**DATASET RECORDS**.
::::

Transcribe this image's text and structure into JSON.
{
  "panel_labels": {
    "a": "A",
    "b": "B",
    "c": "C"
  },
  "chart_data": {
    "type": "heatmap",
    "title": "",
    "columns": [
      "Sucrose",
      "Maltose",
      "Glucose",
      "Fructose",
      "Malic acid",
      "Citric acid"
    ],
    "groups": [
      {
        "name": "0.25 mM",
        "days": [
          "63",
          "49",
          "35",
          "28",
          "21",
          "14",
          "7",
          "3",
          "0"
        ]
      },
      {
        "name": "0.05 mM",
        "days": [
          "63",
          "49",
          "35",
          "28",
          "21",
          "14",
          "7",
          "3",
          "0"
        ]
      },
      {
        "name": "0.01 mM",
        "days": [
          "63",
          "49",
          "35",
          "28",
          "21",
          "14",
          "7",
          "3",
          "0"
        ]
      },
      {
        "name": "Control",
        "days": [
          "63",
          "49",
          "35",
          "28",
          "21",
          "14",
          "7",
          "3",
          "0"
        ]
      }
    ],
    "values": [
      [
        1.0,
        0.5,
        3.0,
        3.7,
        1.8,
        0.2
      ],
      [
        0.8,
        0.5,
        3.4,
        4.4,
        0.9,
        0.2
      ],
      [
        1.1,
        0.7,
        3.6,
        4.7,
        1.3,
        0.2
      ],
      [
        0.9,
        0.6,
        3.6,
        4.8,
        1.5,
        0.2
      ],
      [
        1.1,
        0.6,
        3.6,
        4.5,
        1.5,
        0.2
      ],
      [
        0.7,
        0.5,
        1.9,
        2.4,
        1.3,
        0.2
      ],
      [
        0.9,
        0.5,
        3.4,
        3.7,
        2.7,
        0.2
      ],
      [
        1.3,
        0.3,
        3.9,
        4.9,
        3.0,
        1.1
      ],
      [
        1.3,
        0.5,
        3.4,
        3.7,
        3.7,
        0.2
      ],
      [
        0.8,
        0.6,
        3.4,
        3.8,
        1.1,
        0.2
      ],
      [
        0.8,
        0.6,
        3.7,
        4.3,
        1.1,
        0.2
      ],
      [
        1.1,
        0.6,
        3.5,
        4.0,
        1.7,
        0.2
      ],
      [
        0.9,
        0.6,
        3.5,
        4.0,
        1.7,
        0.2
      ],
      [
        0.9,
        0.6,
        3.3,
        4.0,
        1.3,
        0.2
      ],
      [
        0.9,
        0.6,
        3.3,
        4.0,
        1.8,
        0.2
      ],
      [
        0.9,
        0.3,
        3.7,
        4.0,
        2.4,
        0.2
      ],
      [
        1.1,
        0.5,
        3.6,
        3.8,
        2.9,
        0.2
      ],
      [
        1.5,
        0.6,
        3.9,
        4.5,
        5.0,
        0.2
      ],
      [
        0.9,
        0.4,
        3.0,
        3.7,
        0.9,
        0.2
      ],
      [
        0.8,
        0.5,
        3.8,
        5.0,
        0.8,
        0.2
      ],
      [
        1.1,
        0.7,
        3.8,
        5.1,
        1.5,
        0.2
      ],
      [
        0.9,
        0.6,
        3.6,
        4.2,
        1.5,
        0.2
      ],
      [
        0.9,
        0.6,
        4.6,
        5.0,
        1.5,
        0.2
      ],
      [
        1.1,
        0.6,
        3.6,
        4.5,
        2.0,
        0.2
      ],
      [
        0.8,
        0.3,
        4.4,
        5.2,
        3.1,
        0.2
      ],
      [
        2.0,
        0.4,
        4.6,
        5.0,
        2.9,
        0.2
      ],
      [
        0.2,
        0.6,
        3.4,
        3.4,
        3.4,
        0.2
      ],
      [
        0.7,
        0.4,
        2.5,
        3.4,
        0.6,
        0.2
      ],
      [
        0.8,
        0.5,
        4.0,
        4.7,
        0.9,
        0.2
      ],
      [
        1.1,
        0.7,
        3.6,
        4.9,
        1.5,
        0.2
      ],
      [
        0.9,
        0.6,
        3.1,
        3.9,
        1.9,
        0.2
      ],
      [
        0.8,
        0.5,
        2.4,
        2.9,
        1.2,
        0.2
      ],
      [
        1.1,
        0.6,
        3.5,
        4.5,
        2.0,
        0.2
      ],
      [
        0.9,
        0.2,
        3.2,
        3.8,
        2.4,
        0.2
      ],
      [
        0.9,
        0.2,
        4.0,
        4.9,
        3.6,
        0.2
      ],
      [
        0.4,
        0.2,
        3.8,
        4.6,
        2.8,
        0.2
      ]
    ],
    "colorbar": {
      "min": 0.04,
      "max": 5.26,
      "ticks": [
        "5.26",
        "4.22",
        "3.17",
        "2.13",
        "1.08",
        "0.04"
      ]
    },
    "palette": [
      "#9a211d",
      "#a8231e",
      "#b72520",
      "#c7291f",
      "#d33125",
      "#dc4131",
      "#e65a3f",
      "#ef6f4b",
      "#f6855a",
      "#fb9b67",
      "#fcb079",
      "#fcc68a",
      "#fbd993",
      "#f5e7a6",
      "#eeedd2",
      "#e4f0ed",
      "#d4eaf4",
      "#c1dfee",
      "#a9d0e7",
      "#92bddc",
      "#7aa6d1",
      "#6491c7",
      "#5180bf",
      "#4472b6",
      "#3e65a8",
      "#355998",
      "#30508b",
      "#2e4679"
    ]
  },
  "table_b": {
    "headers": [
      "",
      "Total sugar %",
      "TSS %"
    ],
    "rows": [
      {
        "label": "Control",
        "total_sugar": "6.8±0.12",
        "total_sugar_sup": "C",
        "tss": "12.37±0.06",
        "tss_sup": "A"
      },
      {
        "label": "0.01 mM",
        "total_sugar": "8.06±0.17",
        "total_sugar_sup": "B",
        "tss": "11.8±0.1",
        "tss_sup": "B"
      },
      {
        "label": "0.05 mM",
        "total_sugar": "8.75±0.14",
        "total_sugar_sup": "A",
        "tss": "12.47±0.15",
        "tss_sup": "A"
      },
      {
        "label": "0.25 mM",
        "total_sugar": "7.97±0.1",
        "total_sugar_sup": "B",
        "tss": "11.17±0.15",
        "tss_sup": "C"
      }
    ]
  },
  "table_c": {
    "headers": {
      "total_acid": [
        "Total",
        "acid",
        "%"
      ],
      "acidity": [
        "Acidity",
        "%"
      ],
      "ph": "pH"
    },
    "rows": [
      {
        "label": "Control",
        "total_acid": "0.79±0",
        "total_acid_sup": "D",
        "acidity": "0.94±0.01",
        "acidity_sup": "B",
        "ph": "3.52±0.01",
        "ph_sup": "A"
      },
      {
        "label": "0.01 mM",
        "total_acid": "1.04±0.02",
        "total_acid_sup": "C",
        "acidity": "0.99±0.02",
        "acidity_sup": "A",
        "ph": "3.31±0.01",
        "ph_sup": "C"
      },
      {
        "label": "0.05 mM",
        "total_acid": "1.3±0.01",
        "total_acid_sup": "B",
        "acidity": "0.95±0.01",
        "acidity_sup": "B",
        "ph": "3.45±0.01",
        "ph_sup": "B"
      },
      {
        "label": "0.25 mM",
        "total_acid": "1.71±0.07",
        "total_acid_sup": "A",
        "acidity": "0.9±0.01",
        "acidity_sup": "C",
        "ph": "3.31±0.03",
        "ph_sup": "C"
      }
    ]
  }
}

::::

**DO THIS**. Filter the listing above by the word "name"; copy each line that passes.

**FINISHED EXERCISE**.
        "name": "0.25 mM",
        "name": "0.05 mM",
        "name": "0.01 mM",
        "name": "Control",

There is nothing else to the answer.